>>>>
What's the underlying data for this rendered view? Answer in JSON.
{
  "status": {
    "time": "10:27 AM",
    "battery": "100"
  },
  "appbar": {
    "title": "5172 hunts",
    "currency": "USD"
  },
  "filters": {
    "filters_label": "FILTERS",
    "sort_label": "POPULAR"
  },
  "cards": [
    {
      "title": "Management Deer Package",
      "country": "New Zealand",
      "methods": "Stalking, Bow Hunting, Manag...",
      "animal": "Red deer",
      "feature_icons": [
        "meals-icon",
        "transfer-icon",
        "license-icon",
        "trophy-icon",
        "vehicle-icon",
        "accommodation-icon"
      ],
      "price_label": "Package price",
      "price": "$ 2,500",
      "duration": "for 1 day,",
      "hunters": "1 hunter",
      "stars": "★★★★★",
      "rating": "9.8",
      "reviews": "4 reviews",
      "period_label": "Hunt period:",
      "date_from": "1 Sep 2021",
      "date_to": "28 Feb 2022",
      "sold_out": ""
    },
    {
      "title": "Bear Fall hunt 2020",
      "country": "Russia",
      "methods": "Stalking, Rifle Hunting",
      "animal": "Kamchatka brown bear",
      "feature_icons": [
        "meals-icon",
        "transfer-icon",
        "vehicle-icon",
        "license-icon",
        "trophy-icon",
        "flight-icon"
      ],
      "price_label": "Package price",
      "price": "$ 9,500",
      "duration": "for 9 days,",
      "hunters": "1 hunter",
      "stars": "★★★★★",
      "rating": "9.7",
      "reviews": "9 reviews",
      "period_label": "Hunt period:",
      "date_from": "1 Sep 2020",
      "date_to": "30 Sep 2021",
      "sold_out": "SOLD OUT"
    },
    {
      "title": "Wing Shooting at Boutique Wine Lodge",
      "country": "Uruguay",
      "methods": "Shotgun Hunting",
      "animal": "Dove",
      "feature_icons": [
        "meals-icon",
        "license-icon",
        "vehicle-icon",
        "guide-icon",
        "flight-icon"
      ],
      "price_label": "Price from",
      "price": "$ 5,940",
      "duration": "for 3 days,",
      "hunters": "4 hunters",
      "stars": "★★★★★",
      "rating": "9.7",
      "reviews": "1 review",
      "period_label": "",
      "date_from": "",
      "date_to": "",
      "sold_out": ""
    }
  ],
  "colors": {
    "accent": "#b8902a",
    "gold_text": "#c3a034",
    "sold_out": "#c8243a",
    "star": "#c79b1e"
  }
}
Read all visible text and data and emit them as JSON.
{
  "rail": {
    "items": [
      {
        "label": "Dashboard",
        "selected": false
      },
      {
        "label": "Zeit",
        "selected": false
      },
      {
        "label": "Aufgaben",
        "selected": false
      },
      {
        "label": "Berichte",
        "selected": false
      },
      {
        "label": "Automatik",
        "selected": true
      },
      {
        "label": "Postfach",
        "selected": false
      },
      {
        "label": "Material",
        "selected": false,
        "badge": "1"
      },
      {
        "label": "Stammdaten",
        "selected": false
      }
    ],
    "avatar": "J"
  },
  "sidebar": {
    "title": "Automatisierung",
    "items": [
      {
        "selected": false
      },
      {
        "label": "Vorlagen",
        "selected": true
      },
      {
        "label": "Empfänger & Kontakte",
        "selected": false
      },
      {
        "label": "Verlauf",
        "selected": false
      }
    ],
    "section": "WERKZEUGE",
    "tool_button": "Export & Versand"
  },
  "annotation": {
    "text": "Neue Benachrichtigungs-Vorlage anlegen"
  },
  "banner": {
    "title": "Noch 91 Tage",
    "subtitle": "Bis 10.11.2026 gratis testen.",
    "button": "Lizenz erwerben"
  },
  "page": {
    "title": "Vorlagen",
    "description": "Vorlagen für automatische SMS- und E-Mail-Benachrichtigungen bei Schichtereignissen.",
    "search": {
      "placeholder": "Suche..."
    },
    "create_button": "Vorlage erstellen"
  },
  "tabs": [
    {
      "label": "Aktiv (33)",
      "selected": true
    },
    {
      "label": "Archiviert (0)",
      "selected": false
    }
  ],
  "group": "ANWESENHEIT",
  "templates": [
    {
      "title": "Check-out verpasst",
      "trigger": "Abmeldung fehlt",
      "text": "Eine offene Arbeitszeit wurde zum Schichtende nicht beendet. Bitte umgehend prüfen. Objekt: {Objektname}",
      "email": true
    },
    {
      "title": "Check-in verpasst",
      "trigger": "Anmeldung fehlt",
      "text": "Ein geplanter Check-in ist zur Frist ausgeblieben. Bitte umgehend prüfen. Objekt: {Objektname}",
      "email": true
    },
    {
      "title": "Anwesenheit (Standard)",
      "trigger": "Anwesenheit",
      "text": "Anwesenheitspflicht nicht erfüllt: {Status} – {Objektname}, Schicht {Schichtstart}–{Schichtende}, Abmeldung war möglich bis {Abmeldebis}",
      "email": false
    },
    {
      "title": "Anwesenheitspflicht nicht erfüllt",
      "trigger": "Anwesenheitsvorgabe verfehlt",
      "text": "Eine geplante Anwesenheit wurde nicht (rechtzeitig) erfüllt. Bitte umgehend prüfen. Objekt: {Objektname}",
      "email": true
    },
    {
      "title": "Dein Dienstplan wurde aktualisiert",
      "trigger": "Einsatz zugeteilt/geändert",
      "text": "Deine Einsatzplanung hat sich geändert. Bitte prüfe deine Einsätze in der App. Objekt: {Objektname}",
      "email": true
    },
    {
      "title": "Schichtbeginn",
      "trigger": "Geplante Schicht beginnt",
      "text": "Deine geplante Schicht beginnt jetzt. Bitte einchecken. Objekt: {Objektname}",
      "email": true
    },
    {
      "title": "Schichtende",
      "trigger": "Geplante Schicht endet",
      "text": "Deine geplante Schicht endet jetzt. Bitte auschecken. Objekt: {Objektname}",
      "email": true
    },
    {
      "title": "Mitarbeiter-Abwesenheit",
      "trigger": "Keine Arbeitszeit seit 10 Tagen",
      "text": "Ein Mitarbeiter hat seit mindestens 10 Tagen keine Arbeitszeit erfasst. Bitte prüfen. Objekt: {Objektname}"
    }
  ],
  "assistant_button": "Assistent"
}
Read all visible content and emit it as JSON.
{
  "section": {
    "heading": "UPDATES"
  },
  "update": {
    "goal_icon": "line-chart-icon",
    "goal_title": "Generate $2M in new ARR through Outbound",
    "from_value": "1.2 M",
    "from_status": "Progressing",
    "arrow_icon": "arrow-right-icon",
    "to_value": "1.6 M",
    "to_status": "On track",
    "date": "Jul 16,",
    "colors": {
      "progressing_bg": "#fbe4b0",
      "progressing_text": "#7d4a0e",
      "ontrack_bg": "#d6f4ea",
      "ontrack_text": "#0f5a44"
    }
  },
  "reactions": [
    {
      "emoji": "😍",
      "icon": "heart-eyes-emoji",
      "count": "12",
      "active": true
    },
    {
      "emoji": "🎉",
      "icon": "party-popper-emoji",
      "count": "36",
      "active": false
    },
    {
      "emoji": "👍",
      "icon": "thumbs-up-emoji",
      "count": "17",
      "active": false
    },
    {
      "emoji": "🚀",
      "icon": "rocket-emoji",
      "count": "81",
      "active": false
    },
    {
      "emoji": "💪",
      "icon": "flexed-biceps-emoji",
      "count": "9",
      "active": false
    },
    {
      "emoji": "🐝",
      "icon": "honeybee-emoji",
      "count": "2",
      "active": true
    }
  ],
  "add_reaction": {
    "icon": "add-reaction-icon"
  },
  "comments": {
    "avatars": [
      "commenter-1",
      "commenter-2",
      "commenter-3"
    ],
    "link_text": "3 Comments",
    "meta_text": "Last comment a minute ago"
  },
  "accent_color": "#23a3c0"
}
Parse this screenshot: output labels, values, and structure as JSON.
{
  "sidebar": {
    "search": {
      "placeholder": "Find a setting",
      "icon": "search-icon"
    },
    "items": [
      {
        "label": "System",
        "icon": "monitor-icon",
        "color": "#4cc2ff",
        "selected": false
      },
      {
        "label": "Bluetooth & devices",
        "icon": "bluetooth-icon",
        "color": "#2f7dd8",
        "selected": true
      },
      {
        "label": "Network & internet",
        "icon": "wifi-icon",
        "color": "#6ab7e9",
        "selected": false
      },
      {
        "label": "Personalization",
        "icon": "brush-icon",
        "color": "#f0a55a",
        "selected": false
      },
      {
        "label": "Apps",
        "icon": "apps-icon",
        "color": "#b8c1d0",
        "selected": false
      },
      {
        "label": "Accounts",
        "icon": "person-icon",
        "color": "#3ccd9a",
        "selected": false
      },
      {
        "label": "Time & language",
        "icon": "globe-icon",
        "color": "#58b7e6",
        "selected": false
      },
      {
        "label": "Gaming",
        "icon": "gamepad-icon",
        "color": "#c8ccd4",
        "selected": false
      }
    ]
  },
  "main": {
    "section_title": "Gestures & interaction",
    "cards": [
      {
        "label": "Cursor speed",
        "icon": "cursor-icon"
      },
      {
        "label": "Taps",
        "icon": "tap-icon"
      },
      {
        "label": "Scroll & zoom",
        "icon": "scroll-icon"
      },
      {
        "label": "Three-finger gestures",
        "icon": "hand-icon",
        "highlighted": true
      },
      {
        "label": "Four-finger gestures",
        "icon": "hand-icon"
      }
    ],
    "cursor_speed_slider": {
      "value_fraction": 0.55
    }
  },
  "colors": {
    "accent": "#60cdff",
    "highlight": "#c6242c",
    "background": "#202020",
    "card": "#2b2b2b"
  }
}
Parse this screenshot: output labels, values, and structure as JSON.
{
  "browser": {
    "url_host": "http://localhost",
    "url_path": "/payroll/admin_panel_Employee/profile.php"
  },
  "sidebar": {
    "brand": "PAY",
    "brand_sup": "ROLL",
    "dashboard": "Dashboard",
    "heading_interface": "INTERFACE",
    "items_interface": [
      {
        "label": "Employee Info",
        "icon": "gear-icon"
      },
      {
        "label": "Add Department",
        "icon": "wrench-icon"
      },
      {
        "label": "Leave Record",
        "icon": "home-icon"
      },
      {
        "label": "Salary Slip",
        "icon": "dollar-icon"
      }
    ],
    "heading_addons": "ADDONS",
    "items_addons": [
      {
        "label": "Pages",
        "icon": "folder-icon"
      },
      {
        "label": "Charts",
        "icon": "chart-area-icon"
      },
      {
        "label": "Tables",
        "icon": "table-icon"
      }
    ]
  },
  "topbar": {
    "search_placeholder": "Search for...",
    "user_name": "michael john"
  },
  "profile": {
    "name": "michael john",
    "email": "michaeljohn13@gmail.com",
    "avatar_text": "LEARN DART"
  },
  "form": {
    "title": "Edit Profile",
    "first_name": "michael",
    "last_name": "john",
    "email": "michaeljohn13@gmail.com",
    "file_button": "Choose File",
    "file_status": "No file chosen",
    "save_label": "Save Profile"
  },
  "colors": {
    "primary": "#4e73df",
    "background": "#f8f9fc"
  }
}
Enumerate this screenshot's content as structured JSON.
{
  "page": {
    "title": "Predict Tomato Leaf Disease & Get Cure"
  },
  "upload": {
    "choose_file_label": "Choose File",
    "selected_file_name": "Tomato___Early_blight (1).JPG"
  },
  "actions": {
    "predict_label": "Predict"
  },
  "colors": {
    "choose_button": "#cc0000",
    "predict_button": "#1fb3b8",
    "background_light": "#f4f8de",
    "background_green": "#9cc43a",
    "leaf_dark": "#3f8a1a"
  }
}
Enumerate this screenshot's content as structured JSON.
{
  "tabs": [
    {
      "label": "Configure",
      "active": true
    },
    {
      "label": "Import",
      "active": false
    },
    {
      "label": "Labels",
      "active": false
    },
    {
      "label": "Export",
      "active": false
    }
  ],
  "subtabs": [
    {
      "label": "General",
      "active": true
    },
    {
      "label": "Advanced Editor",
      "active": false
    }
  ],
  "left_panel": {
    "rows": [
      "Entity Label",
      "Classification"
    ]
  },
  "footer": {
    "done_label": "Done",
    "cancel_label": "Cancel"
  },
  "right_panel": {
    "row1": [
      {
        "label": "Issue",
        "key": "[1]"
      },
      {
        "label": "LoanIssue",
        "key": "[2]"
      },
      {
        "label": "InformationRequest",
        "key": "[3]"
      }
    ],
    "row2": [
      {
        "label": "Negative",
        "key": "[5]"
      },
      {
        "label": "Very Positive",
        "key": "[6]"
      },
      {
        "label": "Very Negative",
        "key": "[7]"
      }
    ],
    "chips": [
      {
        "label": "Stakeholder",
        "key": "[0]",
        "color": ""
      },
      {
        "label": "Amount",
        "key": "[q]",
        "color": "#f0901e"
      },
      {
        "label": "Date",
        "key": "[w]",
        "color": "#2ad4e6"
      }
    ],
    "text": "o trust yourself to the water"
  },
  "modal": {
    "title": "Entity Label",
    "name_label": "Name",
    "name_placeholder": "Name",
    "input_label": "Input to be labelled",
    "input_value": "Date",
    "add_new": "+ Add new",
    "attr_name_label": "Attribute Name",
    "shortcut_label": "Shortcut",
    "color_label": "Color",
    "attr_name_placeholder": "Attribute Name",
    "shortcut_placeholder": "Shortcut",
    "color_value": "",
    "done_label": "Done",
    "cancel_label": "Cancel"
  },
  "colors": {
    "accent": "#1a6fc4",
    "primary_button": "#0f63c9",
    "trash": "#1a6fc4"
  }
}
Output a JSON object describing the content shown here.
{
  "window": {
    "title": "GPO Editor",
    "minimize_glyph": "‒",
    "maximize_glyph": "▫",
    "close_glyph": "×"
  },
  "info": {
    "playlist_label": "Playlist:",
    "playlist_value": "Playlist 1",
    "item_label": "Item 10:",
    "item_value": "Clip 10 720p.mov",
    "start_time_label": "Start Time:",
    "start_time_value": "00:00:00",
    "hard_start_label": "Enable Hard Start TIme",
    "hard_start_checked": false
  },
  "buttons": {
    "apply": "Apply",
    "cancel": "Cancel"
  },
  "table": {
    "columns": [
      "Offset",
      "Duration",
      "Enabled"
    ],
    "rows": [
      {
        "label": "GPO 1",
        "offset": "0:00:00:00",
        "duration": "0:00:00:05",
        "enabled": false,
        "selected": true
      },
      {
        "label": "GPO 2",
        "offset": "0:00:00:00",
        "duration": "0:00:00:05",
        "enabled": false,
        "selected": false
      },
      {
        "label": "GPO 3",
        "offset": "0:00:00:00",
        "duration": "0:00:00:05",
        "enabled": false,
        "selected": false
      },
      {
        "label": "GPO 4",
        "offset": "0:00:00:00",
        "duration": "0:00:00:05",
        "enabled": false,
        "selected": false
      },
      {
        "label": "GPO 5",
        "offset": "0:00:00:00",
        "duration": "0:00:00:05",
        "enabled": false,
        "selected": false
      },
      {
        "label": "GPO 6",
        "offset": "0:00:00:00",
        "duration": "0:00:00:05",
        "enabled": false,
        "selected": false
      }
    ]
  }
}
<<<<
Tell how many lines of the records above hold the string "Abmeldung". Give no other text.

Finished exercise:
2